**What to do**
What is the number of lines holding the word "berkedudukan"? Give that number alone.
--- Start of Recorded data ---
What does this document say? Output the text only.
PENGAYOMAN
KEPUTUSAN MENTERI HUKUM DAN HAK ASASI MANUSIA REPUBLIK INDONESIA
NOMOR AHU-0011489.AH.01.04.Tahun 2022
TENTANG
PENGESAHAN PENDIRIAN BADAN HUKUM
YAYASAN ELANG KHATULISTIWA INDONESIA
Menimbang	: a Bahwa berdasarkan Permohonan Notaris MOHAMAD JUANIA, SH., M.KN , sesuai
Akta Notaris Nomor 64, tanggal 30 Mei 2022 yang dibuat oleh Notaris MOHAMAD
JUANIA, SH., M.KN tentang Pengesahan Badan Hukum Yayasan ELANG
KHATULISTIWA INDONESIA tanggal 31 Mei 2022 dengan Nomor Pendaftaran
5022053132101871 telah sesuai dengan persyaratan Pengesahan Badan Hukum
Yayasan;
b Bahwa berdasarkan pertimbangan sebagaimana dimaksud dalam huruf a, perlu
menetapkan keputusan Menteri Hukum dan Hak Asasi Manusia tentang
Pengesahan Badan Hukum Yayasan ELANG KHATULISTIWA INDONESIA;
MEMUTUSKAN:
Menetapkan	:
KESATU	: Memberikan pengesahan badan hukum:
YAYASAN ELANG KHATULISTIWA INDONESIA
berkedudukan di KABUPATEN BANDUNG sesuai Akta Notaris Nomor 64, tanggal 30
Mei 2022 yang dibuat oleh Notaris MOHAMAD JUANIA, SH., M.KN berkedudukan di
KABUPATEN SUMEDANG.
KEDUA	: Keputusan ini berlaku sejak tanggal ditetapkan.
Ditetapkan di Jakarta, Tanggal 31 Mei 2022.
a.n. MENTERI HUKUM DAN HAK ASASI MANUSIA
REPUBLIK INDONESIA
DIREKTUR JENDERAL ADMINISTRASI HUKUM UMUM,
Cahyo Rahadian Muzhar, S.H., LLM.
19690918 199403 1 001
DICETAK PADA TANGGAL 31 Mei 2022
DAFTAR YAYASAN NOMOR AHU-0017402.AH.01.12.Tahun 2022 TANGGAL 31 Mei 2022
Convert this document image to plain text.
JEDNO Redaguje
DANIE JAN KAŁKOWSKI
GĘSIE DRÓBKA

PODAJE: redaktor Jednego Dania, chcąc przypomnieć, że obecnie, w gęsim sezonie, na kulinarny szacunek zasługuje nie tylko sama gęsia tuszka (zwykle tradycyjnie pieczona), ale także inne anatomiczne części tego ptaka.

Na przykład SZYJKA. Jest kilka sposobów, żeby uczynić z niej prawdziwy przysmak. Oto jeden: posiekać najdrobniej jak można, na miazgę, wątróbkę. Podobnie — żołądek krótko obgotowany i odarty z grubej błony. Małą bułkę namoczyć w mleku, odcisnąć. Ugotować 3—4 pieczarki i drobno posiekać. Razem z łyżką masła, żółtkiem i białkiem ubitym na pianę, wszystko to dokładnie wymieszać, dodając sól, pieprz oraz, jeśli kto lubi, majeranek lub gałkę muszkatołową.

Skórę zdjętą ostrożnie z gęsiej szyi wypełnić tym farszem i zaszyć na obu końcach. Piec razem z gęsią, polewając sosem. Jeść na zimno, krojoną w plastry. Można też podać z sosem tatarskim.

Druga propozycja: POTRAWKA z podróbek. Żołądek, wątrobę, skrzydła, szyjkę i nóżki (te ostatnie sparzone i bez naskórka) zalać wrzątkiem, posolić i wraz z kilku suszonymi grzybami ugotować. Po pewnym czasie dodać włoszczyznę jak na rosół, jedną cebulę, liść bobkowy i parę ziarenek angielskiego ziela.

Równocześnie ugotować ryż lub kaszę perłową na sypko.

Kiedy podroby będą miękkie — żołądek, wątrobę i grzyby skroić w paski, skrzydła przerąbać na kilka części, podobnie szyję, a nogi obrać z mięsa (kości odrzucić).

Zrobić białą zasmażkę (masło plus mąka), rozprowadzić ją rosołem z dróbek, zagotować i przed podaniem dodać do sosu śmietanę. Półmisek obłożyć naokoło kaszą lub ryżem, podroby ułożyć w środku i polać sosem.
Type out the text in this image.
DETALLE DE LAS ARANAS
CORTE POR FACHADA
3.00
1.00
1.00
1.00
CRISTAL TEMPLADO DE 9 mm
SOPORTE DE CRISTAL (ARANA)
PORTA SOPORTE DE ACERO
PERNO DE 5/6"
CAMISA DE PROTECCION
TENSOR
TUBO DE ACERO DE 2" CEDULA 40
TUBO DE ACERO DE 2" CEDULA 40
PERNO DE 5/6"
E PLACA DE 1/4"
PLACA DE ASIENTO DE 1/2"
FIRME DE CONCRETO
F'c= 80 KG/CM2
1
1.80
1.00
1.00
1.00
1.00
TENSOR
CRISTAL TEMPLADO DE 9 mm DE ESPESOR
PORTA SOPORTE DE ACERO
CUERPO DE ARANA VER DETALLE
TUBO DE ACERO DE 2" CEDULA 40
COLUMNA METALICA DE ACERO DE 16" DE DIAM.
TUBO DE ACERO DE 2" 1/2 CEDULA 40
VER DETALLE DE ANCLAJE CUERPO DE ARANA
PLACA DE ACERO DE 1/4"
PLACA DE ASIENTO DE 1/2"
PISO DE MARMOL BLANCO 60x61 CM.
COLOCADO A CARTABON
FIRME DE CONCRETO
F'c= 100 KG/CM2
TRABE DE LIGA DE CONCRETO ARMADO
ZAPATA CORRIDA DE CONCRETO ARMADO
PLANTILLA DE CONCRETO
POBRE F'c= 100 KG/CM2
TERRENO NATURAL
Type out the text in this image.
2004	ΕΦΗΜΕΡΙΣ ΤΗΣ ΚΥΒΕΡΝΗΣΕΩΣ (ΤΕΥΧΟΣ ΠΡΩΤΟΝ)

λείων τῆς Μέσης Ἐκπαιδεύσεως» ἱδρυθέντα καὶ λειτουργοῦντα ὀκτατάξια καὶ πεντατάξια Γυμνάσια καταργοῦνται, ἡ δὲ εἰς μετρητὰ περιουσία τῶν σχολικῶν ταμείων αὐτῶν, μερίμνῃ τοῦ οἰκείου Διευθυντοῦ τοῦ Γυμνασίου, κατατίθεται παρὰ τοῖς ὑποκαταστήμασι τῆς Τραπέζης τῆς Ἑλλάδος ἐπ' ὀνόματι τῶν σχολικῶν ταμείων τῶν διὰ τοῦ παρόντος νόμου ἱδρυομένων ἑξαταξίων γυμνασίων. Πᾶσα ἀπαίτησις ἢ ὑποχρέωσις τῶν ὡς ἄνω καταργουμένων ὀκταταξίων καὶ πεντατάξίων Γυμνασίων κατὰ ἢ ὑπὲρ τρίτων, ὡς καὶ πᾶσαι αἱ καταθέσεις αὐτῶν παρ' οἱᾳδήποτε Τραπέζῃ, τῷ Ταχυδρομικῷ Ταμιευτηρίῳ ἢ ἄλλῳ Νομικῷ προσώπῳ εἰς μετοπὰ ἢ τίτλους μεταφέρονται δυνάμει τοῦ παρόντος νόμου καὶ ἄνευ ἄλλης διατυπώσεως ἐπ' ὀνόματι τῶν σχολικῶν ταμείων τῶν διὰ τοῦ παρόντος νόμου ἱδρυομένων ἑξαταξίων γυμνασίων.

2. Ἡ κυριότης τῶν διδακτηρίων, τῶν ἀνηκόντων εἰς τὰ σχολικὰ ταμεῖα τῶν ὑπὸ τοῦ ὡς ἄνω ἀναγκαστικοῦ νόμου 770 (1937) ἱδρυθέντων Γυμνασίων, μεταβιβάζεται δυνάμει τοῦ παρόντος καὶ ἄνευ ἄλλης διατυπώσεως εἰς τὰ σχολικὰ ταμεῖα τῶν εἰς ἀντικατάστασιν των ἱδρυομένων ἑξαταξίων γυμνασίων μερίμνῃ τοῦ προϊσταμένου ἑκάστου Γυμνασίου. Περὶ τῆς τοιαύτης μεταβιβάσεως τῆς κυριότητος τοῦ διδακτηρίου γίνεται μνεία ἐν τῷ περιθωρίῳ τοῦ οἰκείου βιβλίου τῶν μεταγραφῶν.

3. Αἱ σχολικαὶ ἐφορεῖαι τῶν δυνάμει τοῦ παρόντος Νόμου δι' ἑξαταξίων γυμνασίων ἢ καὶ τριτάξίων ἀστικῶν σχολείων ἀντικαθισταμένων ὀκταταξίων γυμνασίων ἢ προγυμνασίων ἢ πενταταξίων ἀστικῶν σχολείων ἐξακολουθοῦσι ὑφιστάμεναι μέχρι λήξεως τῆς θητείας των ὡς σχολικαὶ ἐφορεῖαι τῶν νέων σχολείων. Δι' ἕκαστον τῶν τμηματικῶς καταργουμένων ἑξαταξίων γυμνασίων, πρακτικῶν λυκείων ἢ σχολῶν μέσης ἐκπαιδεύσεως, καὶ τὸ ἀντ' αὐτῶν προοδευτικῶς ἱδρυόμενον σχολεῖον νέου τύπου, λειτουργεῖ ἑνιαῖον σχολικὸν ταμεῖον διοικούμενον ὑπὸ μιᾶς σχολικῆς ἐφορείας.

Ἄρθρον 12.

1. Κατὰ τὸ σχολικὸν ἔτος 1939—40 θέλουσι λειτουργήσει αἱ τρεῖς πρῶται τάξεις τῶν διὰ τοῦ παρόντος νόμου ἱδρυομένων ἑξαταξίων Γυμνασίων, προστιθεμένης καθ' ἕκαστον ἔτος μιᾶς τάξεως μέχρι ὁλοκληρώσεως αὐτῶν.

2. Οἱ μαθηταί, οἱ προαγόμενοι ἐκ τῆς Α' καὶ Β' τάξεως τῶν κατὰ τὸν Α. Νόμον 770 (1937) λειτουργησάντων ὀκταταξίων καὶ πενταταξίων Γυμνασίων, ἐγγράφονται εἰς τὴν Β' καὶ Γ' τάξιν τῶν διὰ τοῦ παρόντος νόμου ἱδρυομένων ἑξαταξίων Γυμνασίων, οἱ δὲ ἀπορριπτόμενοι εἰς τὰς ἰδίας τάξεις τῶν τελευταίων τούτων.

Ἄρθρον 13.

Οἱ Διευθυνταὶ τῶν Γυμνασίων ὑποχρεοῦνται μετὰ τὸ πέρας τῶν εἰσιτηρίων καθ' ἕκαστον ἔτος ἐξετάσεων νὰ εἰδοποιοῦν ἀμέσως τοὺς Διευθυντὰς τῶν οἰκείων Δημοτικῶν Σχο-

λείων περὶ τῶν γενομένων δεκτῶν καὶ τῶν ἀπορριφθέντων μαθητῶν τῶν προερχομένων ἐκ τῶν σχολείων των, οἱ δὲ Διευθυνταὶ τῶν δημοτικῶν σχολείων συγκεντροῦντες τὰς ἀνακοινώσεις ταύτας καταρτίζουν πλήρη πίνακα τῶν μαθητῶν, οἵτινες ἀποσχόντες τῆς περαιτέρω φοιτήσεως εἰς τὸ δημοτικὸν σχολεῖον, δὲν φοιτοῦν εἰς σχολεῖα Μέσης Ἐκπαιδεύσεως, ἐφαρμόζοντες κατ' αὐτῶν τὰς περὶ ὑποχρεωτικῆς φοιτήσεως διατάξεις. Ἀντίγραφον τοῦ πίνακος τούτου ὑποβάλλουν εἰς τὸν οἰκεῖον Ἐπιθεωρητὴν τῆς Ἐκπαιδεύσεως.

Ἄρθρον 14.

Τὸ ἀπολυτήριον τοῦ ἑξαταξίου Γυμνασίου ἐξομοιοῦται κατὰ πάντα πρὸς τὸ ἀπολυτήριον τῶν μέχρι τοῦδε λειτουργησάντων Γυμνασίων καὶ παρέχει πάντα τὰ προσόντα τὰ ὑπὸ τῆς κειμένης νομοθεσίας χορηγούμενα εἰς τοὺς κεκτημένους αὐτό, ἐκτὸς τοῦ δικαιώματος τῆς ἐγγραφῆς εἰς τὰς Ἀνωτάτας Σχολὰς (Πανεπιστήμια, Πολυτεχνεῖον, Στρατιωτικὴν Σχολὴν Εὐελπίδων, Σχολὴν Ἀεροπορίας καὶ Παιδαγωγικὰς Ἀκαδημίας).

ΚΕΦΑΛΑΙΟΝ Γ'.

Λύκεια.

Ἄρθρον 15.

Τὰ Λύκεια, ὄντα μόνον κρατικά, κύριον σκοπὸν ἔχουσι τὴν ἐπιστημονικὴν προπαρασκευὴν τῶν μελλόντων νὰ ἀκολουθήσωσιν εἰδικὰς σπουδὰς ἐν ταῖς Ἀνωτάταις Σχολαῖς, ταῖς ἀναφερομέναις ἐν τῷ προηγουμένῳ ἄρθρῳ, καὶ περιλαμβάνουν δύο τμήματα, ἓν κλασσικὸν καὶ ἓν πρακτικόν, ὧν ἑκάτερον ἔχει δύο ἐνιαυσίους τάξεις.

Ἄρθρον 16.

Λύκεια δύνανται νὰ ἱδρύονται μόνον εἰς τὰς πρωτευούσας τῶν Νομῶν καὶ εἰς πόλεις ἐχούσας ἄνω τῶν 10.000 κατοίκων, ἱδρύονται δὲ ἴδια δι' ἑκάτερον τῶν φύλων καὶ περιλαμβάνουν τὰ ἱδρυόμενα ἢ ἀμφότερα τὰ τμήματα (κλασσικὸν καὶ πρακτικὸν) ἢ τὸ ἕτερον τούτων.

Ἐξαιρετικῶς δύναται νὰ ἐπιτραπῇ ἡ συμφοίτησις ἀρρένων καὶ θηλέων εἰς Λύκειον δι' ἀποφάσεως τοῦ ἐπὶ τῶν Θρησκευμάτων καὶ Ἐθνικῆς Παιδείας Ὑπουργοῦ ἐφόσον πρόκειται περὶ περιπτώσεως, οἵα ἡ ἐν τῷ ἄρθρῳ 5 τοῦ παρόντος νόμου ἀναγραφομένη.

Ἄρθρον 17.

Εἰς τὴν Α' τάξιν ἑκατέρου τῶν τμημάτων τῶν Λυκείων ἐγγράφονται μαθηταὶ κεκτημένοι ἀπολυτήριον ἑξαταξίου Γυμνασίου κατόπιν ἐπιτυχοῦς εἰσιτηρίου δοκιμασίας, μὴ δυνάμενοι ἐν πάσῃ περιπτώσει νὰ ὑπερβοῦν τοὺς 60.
--- End of Recorded data ---
**Written solution**
2